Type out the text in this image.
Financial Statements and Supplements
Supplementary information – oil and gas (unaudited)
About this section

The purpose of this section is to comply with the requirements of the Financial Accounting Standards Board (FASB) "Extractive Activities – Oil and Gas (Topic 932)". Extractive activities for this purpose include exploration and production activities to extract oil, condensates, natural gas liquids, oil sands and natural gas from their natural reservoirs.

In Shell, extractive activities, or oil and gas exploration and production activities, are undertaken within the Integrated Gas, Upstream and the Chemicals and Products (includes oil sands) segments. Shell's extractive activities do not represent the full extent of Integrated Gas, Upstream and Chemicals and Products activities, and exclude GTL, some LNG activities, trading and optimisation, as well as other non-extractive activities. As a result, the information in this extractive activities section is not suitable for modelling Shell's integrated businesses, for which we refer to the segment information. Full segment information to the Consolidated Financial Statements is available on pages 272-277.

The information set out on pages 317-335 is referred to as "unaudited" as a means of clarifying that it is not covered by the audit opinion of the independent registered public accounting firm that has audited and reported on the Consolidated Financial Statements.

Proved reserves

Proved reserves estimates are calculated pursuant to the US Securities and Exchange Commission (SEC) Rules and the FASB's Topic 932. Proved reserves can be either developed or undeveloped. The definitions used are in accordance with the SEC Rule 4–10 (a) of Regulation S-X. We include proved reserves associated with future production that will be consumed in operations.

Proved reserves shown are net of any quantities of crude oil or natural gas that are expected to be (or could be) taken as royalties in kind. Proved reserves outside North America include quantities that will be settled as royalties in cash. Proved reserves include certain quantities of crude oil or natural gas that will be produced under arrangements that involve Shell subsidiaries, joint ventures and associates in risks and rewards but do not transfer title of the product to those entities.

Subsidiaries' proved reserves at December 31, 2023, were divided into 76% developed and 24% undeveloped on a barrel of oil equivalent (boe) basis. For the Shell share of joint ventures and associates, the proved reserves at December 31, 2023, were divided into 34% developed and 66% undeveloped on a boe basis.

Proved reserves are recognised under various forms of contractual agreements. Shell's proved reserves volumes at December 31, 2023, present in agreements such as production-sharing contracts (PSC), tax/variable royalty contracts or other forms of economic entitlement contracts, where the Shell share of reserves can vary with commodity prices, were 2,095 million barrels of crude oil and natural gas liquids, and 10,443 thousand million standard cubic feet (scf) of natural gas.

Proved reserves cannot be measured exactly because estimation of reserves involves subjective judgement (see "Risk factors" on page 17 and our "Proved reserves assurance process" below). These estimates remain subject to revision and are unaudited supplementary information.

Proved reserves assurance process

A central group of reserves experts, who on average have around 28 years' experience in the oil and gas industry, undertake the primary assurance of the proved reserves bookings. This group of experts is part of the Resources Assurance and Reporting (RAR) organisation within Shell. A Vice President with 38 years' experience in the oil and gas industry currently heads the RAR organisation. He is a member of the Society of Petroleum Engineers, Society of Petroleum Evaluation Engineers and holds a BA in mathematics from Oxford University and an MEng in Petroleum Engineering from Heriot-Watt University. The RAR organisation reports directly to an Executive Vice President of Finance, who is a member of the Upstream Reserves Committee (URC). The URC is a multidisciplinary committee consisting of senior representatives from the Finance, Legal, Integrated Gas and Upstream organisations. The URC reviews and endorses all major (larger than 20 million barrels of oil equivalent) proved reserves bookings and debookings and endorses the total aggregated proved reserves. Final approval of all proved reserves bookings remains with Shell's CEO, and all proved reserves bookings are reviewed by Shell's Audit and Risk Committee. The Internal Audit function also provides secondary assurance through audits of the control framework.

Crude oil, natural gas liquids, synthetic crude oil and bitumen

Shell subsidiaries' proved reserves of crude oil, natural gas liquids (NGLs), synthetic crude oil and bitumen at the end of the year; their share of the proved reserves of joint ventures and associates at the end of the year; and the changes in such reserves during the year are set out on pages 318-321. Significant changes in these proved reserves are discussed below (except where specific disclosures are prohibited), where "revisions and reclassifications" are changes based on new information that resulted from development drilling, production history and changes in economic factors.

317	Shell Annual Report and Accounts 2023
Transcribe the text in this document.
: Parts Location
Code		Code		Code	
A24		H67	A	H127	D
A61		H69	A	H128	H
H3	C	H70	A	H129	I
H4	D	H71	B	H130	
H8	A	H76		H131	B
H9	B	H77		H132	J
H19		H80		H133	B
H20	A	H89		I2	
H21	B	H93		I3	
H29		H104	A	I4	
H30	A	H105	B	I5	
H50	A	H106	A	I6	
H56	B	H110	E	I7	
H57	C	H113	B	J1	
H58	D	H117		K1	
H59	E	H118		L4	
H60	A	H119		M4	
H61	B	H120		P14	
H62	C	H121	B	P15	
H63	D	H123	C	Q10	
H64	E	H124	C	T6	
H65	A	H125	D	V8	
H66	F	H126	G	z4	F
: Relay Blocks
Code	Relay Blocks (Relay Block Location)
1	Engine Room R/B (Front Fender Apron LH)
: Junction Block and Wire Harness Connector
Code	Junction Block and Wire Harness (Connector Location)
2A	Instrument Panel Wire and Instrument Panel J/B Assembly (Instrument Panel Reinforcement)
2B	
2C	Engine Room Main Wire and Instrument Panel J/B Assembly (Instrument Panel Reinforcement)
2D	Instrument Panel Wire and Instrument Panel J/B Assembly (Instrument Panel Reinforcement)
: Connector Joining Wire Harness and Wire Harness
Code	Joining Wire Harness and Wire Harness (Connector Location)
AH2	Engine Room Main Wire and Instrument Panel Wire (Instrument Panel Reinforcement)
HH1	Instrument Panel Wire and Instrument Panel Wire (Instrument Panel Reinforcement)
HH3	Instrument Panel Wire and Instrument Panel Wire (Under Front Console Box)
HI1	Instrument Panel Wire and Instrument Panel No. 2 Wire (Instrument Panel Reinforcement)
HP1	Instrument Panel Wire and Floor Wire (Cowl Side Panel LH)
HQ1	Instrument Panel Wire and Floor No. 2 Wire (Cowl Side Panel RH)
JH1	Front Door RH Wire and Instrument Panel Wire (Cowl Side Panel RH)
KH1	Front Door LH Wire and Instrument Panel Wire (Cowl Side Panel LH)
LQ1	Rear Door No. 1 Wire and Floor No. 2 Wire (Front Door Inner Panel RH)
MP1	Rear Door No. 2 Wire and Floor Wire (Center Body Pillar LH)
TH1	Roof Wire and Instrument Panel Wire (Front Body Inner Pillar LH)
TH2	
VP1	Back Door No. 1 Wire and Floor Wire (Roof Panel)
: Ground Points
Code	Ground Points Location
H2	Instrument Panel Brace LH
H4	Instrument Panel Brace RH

-*-*-

** BRIEF **
Work out how many lines of the listing above include the word "Location". Report only the number.

** EXERCISE OUTPUT **
5